## begin Material for the task
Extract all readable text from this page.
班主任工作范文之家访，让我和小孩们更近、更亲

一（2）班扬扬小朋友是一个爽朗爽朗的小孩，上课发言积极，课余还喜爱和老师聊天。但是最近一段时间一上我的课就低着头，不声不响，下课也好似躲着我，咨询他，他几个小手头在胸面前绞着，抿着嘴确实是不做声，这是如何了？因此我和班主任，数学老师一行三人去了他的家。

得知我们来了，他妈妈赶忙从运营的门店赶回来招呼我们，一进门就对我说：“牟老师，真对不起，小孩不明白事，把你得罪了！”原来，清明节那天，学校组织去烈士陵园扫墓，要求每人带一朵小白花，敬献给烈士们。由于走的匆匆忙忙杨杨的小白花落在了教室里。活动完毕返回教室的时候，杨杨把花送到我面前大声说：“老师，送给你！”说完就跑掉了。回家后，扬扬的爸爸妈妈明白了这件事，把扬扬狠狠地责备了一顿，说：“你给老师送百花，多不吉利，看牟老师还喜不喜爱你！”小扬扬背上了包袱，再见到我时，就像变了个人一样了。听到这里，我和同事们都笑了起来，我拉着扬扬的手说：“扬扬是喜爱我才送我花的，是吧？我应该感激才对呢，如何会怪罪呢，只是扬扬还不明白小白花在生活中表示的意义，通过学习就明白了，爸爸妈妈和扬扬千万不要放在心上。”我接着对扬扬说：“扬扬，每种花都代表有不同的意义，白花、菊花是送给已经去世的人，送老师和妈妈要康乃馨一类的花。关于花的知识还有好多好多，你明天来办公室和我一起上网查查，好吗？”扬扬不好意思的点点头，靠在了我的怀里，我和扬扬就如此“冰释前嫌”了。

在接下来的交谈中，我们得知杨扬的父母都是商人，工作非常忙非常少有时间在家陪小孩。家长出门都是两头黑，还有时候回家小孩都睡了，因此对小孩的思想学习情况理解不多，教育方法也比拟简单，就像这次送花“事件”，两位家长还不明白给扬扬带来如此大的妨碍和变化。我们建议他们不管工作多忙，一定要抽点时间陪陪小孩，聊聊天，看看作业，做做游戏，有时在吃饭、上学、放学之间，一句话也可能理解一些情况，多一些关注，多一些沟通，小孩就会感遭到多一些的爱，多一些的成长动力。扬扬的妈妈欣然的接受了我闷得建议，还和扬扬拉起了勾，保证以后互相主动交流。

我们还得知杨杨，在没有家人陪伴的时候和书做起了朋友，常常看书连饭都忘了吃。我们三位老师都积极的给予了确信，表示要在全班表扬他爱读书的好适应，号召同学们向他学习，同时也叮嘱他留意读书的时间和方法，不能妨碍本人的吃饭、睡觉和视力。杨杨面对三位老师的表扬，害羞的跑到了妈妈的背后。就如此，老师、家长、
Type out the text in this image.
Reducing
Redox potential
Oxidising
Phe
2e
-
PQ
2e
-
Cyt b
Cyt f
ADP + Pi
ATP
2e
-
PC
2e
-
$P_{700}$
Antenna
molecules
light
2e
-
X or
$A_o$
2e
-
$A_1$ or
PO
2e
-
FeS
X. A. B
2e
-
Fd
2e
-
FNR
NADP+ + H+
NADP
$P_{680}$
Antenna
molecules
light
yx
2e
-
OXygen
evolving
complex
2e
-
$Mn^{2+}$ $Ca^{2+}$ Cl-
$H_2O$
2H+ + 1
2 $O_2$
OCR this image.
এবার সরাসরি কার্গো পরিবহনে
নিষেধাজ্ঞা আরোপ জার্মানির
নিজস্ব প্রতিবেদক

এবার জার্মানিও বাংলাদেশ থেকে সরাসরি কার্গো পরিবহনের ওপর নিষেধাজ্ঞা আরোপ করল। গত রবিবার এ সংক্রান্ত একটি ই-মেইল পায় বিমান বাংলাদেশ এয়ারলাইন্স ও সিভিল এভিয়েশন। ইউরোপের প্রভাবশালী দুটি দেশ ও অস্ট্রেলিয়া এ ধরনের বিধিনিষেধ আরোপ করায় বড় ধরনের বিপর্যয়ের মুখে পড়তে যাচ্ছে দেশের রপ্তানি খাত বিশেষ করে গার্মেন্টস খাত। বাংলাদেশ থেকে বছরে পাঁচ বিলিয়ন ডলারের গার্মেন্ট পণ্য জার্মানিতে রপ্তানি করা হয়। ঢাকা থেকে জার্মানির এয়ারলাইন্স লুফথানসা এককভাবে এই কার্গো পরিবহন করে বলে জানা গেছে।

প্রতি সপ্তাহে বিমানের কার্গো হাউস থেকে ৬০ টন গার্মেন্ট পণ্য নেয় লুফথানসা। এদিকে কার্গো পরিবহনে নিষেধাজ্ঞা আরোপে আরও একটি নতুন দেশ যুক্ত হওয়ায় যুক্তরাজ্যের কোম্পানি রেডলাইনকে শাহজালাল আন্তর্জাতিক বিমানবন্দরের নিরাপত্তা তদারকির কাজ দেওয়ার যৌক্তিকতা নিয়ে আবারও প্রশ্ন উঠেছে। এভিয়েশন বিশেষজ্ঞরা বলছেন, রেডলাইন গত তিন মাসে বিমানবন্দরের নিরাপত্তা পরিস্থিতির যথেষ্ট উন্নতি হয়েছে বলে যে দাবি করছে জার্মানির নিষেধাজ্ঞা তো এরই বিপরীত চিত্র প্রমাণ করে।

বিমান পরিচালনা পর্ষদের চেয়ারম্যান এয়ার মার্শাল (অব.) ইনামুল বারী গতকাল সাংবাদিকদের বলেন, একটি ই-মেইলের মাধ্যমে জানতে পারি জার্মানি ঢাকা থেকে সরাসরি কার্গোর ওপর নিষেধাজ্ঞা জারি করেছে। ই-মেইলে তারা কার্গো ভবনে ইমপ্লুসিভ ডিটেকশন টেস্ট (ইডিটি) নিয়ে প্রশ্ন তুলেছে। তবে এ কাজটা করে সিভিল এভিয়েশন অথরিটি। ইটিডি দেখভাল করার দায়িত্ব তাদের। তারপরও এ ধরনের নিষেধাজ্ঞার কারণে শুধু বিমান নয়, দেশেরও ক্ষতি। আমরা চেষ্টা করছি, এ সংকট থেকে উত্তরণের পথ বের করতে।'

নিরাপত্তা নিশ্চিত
## end Material for the task
* Task to complete: Transcribe each entry precisely, missing none.

* Solved problem:
Extract all readable text from this page.
班主任工作范文之家访，让我和小孩们更近、更亲

一（2）班扬扬小朋友是一个爽朗爽朗的小孩，上课发言积极，课余还喜爱和老师聊天。但是最近一段时间一上我的课就低着头，不声不响，下课也好似躲着我，咨询他，他几个小手头在胸面前绞着，抿着嘴确实是不做声，这是如何了？因此我和班主任，数学老师一行三人去了他的家。

得知我们来了，他妈妈赶忙从运营的门店赶回来招呼我们，一进门就对我说：“牟老师，真对不起，小孩不明白事，把你得罪了！”原来，清明节那天，学校组织去烈士陵园扫墓，要求每人带一朵小白花，敬献给烈士们。由于走的匆匆忙忙杨杨的小白花落在了教室里。活动完毕返回教室的时候，杨杨把花送到我面前大声说：“老师，送给你！”说完就跑掉了。回家后，扬扬的爸爸妈妈明白了这件事，把扬扬狠狠地责备了一顿，说：“你给老师送百花，多不吉利，看牟老师还喜不喜爱你！”小扬扬背上了包袱，再见到我时，就像变了个人一样了。听到这里，我和同事们都笑了起来，我拉着扬扬的手说：“扬扬是喜爱我才送我花的，是吧？我应该感激才对呢，如何会怪罪呢，只是扬扬还不明白小白花在生活中表示的意义，通过学习就明白了，爸爸妈妈和扬扬千万不要放在心上。”我接着对扬扬说：“扬扬，每种花都代表有不同的意义，白花、菊花是送给已经去世的人，送老师和妈妈要康乃馨一类的花。关于花的知识还有好多好多，你明天来办公室和我一起上网查查，好吗？”扬扬不好意思的点点头，靠在了我的怀里，我和扬扬就如此“冰释前嫌”了。

在接下来的交谈中，我们得知杨扬的父母都是商人，工作非常忙非常少有时间在家陪小孩。家长出门都是两头黑，还有时候回家小孩都睡了，因此对小孩的思想学习情况理解不多，教育方法也比拟简单，就像这次送花“事件”，两位家长还不明白给扬扬带来如此大的妨碍和变化。我们建议他们不管工作多忙，一定要抽点时间陪陪小孩，聊聊天，看看作业，做做游戏，有时在吃饭、上学、放学之间，一句话也可能理解一些情况，多一些关注，多一些沟通，小孩就会感遭到多一些的爱，多一些的成长动力。扬扬的妈妈欣然的接受了我闷得建议，还和扬扬拉起了勾，保证以后互相主动交流。

我们还得知杨杨，在没有家人陪伴的时候和书做起了朋友，常常看书连饭都忘了吃。我们三位老师都积极的给予了确信，表示要在全班表扬他爱读书的好适应，号召同学们向他学习，同时也叮嘱他留意读书的时间和方法，不能妨碍本人的吃饭、睡觉和视力。杨杨面对三位老师的表扬，害羞的跑到了妈妈的背后。就如此，老师、家长、
Type out the text in this image.
Reducing
Redox potential
Oxidising
Phe
2e
-
PQ
2e
-
Cyt b
Cyt f
ADP + Pi
ATP
2e
-
PC
2e
-
$P_{700}$
Antenna
molecules
light
2e
-
X or
$A_o$
2e
-
$A_1$ or
PO
2e
-
FeS
X. A. B
2e
-
Fd
2e
-
FNR
NADP+ + H+
NADP
$P_{680}$
Antenna
molecules
light
yx
2e
-
OXygen
evolving
complex
2e
-
$Mn^{2+}$ $Ca^{2+}$ Cl-
$H_2O$
2H+ + 1
2 $O_2$
OCR this image.
এবার সরাসরি কার্গো পরিবহনে
নিষেধাজ্ঞা আরোপ জার্মানির
নিজস্ব প্রতিবেদক

এবার জার্মানিও বাংলাদেশ থেকে সরাসরি কার্গো পরিবহনের ওপর নিষেধাজ্ঞা আরোপ করল। গত রবিবার এ সংক্রান্ত একটি ই-মেইল পায় বিমান বাংলাদেশ এয়ারলাইন্স ও সিভিল এভিয়েশন। ইউরোপের প্রভাবশালী দুটি দেশ ও অস্ট্রেলিয়া এ ধরনের বিধিনিষেধ আরোপ করায় বড় ধরনের বিপর্যয়ের মুখে পড়তে যাচ্ছে দেশের রপ্তানি খাত বিশেষ করে গার্মেন্টস খাত। বাংলাদেশ থেকে বছরে পাঁচ বিলিয়ন ডলারের গার্মেন্ট পণ্য জার্মানিতে রপ্তানি করা হয়। ঢাকা থেকে জার্মানির এয়ারলাইন্স লুফথানসা এককভাবে এই কার্গো পরিবহন করে বলে জানা গেছে।

প্রতি সপ্তাহে বিমানের কার্গো হাউস থেকে ৬০ টন গার্মেন্ট পণ্য নেয় লুফথানসা। এদিকে কার্গো পরিবহনে নিষেধাজ্ঞা আরোপে আরও একটি নতুন দেশ যুক্ত হওয়ায় যুক্তরাজ্যের কোম্পানি রেডলাইনকে শাহজালাল আন্তর্জাতিক বিমানবন্দরের নিরাপত্তা তদারকির কাজ দেওয়ার যৌক্তিকতা নিয়ে আবারও প্রশ্ন উঠেছে। এভিয়েশন বিশেষজ্ঞরা বলছেন, রেডলাইন গত তিন মাসে বিমানবন্দরের নিরাপত্তা পরিস্থিতির যথেষ্ট উন্নতি হয়েছে বলে যে দাবি করছে জার্মানির নিষেধাজ্ঞা তো এরই বিপরীত চিত্র প্রমাণ করে।

বিমান পরিচালনা পর্ষদের চেয়ারম্যান এয়ার মার্শাল (অব.) ইনামুল বারী গতকাল সাংবাদিকদের বলেন, একটি ই-মেইলের মাধ্যমে জানতে পারি জার্মানি ঢাকা থেকে সরাসরি কার্গোর ওপর নিষেধাজ্ঞা জারি করেছে। ই-মেইলে তারা কার্গো ভবনে ইমপ্লুসিভ ডিটেকশন টেস্ট (ইডিটি) নিয়ে প্রশ্ন তুলেছে। তবে এ কাজটা করে সিভিল এভিয়েশন অথরিটি। ইটিডি দেখভাল করার দায়িত্ব তাদের। তারপরও এ ধরনের নিষেধাজ্ঞার কারণে শুধু বিমান নয়, দেশেরও ক্ষতি। আমরা চেষ্টা করছি, এ সংকট থেকে উত্তরণের পথ বের করতে।'

নিরাপত্তা নিশ্চিত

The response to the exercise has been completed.